**DATA EXTRACT:**
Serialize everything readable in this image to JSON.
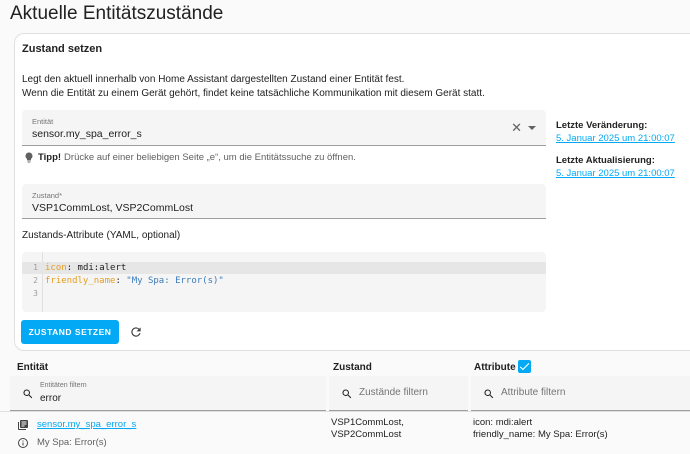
{
  "page": {
    "title": "Aktuelle Entitätszustände"
  },
  "card": {
    "title": "Zustand setzen",
    "desc_line1": "Legt den aktuell innerhalb von Home Assistant dargestellten Zustand einer Entität fest.",
    "desc_line2": "Wenn die Entität zu einem Gerät gehört, findet keine tatsächliche Kommunikation mit diesem Gerät statt.",
    "entity_label": "Entität",
    "entity_value": "sensor.my_spa_error_s",
    "tip_bold": "Tipp!",
    "tip_text": "Drücke auf einer beliebigen Seite „e“, um die Entitätssuche zu öffnen.",
    "state_label": "Zustand*",
    "state_value": "VSP1CommLost, VSP2CommLost",
    "attr_label": "Zustands-Attribute (YAML, optional)",
    "code": [
      {
        "n": "1",
        "key": "icon",
        "sep": ": ",
        "val": "mdi:alert",
        "val_type": "plain"
      },
      {
        "n": "2",
        "key": "friendly_name",
        "sep": ": ",
        "val": "\"My Spa: Error(s)\"",
        "val_type": "str"
      },
      {
        "n": "3",
        "key": "",
        "sep": "",
        "val": "",
        "val_type": "plain"
      }
    ],
    "set_button": "ZUSTAND SETZEN"
  },
  "meta": {
    "last_changed_label": "Letzte Veränderung:",
    "last_changed_value": "5. Januar 2025 um 21:00:07",
    "last_updated_label": "Letzte Aktualisierung:",
    "last_updated_value": "5. Januar 2025 um 21:00:07"
  },
  "table": {
    "col_entity": "Entität",
    "col_state": "Zustand",
    "col_attributes": "Attribute",
    "attributes_checked": true,
    "filter_entity_label": "Entitäten filtern",
    "filter_entity_value": "error",
    "filter_state_placeholder": "Zustände filtern",
    "filter_attr_placeholder": "Attribute filtern",
    "row": {
      "entity_id": "sensor.my_spa_error_s",
      "friendly": "My Spa: Error(s)",
      "state_line1": "VSP1CommLost,",
      "state_line2": "VSP2CommLost",
      "attr_line1": "icon: mdi:alert",
      "attr_line2": "friendly_name: My Spa: Error(s)"
    }
  },
  "colors": {
    "accent": "#03a9f4",
    "key": "#e69d1e",
    "string": "#3c7bb9"
  }
}
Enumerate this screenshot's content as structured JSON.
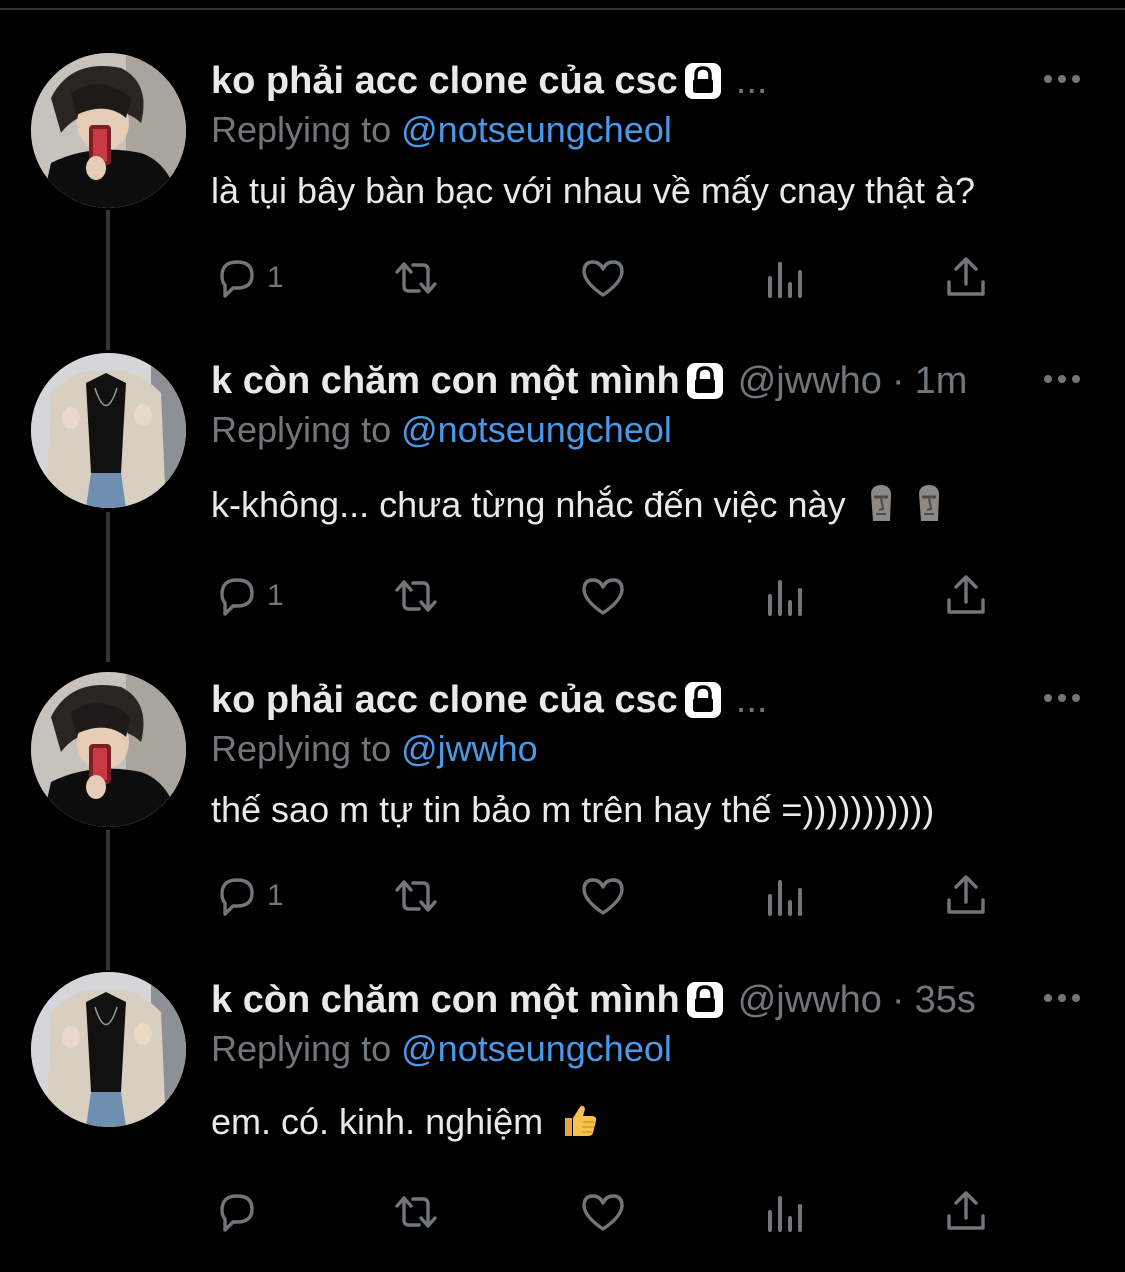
{
  "tweets": [
    {
      "name": "ko phải acc clone của csc",
      "handle": "",
      "time": "",
      "trail": "...",
      "reply_prefix": "Replying to",
      "reply_to": "@notseungcheol",
      "text": "là tụi bây bàn bạc với nhau về mấy cnay thật à?",
      "reply_count": "1",
      "avatar": "avatar-boy-mirror-selfie"
    },
    {
      "name": "k còn chăm con một mình",
      "handle": "@jwwho",
      "time": "1m",
      "trail": "",
      "reply_prefix": "Replying to",
      "reply_to": "@notseungcheol",
      "text": "k-không... chưa từng nhắc đến việc này",
      "reply_count": "1",
      "avatar": "avatar-beige-blazer"
    },
    {
      "name": "ko phải acc clone của csc",
      "handle": "",
      "time": "",
      "trail": "...",
      "reply_prefix": "Replying to",
      "reply_to": "@jwwho",
      "text": "thế sao m tự tin bảo m trên hay thế =)))))))))))",
      "reply_count": "1",
      "avatar": "avatar-boy-mirror-selfie"
    },
    {
      "name": "k còn chăm con một mình",
      "handle": "@jwwho",
      "time": "35s",
      "trail": "",
      "reply_prefix": "Replying to",
      "reply_to": "@notseungcheol",
      "text": "em. có. kinh. nghiệm",
      "reply_count": "",
      "avatar": "avatar-beige-blazer"
    }
  ],
  "icons": {
    "reply": "comment-icon",
    "retweet": "retweet-icon",
    "like": "heart-icon",
    "analytics": "analytics-icon",
    "share": "share-icon",
    "more": "more-icon",
    "lock": "lock-icon",
    "moai_emoji": "moai-emoji-icon",
    "thumbs_up_emoji": "thumbs-up-emoji-icon"
  },
  "colors": {
    "background": "#000000",
    "text": "#e7e9ea",
    "muted": "#71767b",
    "mention": "#4a99e9",
    "thread_line": "#333639"
  }
}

**WRITTEN TASK:**
Nothing but the pictures may be dropped; output the records above exactly.

**RESPONSE:**
Serialize everything readable in this image to JSON.
{
  "page": {
    "title": "Aktuelle Entitätszustände"
  },
  "card": {
    "title": "Zustand setzen",
    "desc_line1": "Legt den aktuell innerhalb von Home Assistant dargestellten Zustand einer Entität fest.",
    "desc_line2": "Wenn die Entität zu einem Gerät gehört, findet keine tatsächliche Kommunikation mit diesem Gerät statt.",
    "entity_label": "Entität",
    "entity_value": "sensor.my_spa_error_s",
    "tip_bold": "Tipp!",
    "tip_text": "Drücke auf einer beliebigen Seite „e“, um die Entitätssuche zu öffnen.",
    "state_label": "Zustand*",
    "state_value": "VSP1CommLost, VSP2CommLost",
    "attr_label": "Zustands-Attribute (YAML, optional)",
    "code": [
      {
        "n": "1",
        "key": "icon",
        "sep": ": ",
        "val": "mdi:alert",
        "val_type": "plain"
      },
      {
        "n": "2",
        "key": "friendly_name",
        "sep": ": ",
        "val": "\"My Spa: Error(s)\"",
        "val_type": "str"
      },
      {
        "n": "3",
        "key": "",
        "sep": "",
        "val": "",
        "val_type": "plain"
      }
    ],
    "set_button": "ZUSTAND SETZEN"
  },
  "meta": {
    "last_changed_label": "Letzte Veränderung:",
    "last_changed_value": "5. Januar 2025 um 21:00:07",
    "last_updated_label": "Letzte Aktualisierung:",
    "last_updated_value": "5. Januar 2025 um 21:00:07"
  },
  "table": {
    "col_entity": "Entität",
    "col_state": "Zustand",
    "col_attributes": "Attribute",
    "attributes_checked": true,
    "filter_entity_label": "Entitäten filtern",
    "filter_entity_value": "error",
    "filter_state_placeholder": "Zustände filtern",
    "filter_attr_placeholder": "Attribute filtern",
    "row": {
      "entity_id": "sensor.my_spa_error_s",
      "friendly": "My Spa: Error(s)",
      "state_line1": "VSP1CommLost,",
      "state_line2": "VSP2CommLost",
      "attr_line1": "icon: mdi:alert",
      "attr_line2": "friendly_name: My Spa: Error(s)"
    }
  },
  "colors": {
    "accent": "#03a9f4",
    "key": "#e69d1e",
    "string": "#3c7bb9"
  }
}
Enumerate this screenshot's content as structured JSON.
{
  "tweets": [
    {
      "name": "ko phải acc clone của csc",
      "handle": "",
      "time": "",
      "trail": "...",
      "reply_prefix": "Replying to",
      "reply_to": "@notseungcheol",
      "text": "là tụi bây bàn bạc với nhau về mấy cnay thật à?",
      "reply_count": "1",
      "avatar": "avatar-boy-mirror-selfie"
    },
    {
      "name": "k còn chăm con một mình",
      "handle": "@jwwho",
      "time": "1m",
      "trail": "",
      "reply_prefix": "Replying to",
      "reply_to": "@notseungcheol",
      "text": "k-không... chưa từng nhắc đến việc này",
      "reply_count": "1",
      "avatar": "avatar-beige-blazer"
    },
    {
      "name": "ko phải acc clone của csc",
      "handle": "",
      "time": "",
      "trail": "...",
      "reply_prefix": "Replying to",
      "reply_to": "@jwwho",
      "text": "thế sao m tự tin bảo m trên hay thế =)))))))))))",
      "reply_count": "1",
      "avatar": "avatar-boy-mirror-selfie"
    },
    {
      "name": "k còn chăm con một mình",
      "handle": "@jwwho",
      "time": "35s",
      "trail": "",
      "reply_prefix": "Replying to",
      "reply_to": "@notseungcheol",
      "text": "em. có. kinh. nghiệm",
      "reply_count": "",
      "avatar": "avatar-beige-blazer"
    }
  ],
  "icons": {
    "reply": "comment-icon",
    "retweet": "retweet-icon",
    "like": "heart-icon",
    "analytics": "analytics-icon",
    "share": "share-icon",
    "more": "more-icon",
    "lock": "lock-icon",
    "moai_emoji": "moai-emoji-icon",
    "thumbs_up_emoji": "thumbs-up-emoji-icon"
  },
  "colors": {
    "background": "#000000",
    "text": "#e7e9ea",
    "muted": "#71767b",
    "mention": "#4a99e9",
    "thread_line": "#333639"
  }
}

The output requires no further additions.